• [DATA LINES]:
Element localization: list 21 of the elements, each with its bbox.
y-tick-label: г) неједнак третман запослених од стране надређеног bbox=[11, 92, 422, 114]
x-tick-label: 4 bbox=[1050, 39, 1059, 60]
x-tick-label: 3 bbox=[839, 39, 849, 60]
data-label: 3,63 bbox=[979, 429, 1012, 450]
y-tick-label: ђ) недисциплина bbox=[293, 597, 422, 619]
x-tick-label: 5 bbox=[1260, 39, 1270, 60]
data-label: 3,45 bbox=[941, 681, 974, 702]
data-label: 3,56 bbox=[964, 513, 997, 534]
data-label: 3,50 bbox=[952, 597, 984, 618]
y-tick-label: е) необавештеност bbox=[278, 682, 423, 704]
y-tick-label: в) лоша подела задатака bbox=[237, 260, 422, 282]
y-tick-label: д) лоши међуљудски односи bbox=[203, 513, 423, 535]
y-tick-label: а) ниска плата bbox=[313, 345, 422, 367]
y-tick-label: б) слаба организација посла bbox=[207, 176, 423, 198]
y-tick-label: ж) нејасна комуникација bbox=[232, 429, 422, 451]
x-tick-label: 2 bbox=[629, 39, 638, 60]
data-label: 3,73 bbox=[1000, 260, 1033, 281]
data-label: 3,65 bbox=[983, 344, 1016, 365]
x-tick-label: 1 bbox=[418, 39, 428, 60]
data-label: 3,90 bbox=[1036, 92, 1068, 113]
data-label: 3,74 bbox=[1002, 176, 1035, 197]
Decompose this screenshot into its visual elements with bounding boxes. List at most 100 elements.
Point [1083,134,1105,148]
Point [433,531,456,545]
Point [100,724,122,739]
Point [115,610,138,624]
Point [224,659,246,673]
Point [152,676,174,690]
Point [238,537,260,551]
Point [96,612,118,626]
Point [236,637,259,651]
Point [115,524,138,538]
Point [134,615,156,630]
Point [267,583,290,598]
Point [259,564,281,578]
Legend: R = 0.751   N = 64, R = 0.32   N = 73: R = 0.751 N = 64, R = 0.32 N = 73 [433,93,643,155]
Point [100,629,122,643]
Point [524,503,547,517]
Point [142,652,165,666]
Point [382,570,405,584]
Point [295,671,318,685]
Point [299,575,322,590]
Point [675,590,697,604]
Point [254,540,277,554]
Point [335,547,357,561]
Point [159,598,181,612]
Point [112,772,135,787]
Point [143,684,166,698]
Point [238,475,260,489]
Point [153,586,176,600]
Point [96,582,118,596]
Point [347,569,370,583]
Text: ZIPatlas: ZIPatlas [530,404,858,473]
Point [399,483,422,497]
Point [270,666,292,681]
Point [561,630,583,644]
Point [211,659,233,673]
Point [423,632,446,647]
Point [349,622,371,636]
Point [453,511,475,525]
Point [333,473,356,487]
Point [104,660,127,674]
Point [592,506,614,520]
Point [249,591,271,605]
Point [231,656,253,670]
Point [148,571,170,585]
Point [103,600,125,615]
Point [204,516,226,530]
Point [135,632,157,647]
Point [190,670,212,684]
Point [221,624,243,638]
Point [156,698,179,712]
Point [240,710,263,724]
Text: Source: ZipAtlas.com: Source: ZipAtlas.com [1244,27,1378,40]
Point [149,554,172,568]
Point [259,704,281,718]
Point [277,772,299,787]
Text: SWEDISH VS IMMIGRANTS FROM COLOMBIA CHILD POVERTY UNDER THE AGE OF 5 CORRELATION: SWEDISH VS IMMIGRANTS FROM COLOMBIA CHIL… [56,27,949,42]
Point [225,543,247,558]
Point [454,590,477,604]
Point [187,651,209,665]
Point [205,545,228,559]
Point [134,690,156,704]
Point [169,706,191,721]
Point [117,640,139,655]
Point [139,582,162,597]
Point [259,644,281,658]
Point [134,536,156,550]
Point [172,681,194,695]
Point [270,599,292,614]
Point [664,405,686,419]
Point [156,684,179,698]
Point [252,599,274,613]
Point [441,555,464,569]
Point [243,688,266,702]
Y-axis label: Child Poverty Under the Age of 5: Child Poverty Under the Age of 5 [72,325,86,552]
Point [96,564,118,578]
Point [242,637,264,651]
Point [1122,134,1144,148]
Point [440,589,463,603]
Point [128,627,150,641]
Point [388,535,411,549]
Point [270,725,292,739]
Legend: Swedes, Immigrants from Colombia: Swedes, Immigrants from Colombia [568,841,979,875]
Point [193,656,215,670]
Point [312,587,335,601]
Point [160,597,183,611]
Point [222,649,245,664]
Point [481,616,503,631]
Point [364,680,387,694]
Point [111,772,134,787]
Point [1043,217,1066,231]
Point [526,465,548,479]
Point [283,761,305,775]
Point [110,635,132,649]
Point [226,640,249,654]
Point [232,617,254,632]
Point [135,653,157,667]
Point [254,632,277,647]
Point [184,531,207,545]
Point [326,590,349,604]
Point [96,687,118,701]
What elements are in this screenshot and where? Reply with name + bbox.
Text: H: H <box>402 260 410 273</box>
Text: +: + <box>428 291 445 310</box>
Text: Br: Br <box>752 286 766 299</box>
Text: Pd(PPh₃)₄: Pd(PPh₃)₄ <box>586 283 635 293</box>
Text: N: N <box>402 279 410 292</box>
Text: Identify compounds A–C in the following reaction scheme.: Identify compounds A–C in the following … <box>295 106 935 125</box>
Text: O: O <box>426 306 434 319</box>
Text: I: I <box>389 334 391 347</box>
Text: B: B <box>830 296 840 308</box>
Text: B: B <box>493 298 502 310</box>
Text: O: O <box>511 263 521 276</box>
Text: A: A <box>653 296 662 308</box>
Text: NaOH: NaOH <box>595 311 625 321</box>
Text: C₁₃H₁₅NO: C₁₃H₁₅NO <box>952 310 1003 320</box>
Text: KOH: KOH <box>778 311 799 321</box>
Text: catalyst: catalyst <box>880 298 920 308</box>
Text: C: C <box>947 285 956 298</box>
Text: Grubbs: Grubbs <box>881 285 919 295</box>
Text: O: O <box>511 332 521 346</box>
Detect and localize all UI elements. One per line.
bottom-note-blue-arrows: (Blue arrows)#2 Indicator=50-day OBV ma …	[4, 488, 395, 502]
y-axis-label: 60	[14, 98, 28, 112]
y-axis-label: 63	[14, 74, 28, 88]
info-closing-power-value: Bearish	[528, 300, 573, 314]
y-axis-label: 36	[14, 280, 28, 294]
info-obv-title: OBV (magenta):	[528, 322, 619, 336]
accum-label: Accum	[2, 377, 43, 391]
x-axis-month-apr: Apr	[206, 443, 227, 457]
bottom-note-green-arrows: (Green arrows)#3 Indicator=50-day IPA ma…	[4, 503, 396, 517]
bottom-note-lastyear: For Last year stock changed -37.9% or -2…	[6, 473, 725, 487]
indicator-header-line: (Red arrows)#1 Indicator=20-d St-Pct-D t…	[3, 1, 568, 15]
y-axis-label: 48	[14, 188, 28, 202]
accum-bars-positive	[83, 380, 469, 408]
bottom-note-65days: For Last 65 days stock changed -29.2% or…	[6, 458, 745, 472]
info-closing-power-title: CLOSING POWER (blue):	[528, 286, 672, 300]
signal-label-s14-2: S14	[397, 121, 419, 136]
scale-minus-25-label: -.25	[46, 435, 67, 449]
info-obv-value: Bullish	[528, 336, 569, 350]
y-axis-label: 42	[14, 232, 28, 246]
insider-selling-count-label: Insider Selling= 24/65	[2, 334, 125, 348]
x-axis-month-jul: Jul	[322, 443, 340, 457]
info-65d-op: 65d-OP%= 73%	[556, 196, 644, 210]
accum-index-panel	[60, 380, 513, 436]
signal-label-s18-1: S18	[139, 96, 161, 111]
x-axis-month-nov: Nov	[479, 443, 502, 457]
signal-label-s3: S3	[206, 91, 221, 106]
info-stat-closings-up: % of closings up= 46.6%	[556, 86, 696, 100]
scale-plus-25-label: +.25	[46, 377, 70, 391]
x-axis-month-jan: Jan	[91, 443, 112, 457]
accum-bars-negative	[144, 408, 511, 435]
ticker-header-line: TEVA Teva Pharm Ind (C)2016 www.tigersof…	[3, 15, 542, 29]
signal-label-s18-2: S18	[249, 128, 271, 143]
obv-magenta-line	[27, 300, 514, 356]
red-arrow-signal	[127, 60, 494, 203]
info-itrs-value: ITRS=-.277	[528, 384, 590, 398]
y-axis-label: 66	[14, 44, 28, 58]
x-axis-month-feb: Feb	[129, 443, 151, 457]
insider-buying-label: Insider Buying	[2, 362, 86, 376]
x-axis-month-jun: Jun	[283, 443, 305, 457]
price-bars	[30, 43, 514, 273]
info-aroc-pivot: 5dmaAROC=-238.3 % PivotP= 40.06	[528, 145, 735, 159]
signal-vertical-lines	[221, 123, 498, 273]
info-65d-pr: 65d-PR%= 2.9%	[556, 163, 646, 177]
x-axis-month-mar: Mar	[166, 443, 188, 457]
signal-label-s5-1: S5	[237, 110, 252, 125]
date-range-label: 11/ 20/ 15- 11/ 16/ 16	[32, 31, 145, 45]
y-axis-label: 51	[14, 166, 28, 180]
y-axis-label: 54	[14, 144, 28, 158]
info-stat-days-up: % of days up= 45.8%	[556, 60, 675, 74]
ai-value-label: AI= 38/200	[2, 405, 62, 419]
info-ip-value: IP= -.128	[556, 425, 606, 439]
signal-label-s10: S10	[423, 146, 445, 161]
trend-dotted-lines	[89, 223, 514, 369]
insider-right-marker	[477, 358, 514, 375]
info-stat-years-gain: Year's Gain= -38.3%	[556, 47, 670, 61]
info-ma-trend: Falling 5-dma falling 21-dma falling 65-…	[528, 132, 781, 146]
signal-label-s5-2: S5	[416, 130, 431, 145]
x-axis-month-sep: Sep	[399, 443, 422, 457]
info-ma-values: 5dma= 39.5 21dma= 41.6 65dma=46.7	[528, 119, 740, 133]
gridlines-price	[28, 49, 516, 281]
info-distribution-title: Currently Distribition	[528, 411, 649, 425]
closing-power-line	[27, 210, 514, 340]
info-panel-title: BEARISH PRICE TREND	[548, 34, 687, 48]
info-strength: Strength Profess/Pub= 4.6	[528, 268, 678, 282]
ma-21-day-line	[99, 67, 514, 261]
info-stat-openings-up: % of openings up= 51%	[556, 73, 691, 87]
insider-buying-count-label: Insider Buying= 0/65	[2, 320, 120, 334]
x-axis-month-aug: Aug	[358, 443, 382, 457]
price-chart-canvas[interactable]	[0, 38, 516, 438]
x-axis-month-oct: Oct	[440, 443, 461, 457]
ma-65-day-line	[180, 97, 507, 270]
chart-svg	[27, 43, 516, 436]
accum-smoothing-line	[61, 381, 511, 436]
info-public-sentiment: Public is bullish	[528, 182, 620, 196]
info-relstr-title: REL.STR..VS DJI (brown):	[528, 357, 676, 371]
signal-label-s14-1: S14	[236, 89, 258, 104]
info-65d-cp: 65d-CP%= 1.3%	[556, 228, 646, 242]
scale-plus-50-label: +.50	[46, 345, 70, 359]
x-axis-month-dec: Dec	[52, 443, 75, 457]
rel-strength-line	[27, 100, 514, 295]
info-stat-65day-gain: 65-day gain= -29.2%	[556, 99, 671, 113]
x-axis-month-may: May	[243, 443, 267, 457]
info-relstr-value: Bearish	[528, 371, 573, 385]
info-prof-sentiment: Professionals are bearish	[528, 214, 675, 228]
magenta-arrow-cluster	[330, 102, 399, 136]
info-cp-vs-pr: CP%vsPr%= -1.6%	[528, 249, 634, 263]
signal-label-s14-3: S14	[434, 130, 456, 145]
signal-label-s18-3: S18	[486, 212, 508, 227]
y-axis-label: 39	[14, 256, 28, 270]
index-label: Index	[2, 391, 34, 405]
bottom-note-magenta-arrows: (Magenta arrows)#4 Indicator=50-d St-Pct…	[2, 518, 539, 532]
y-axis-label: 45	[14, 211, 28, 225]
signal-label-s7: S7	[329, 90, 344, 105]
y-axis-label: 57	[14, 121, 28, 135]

• [WHAT TO WORK ON]: Switch "data-label" to "value-label" in the stretch from the start of the records through the line containing "y-tick-label: д) лоши", and give those lines back with nothing else changed.

• [THE REPLY]:
Element localization: list 21 of the elements, each with its bbox.
y-tick-label: г) неједнак третман запослених од стране надређеног bbox=[11, 92, 422, 114]
x-tick-label: 4 bbox=[1050, 39, 1059, 60]
x-tick-label: 3 bbox=[839, 39, 849, 60]
value-label: 3,63 bbox=[979, 429, 1012, 450]
y-tick-label: ђ) недисциплина bbox=[293, 597, 422, 619]
x-tick-label: 5 bbox=[1260, 39, 1270, 60]
value-label: 3,45 bbox=[941, 681, 974, 702]
value-label: 3,56 bbox=[964, 513, 997, 534]
value-label: 3,50 bbox=[952, 597, 984, 618]
y-tick-label: е) необавештеност bbox=[278, 682, 423, 704]
y-tick-label: в) лоша подела задатака bbox=[237, 260, 422, 282]
y-tick-label: д) лоши међуљудски односи bbox=[203, 513, 423, 535]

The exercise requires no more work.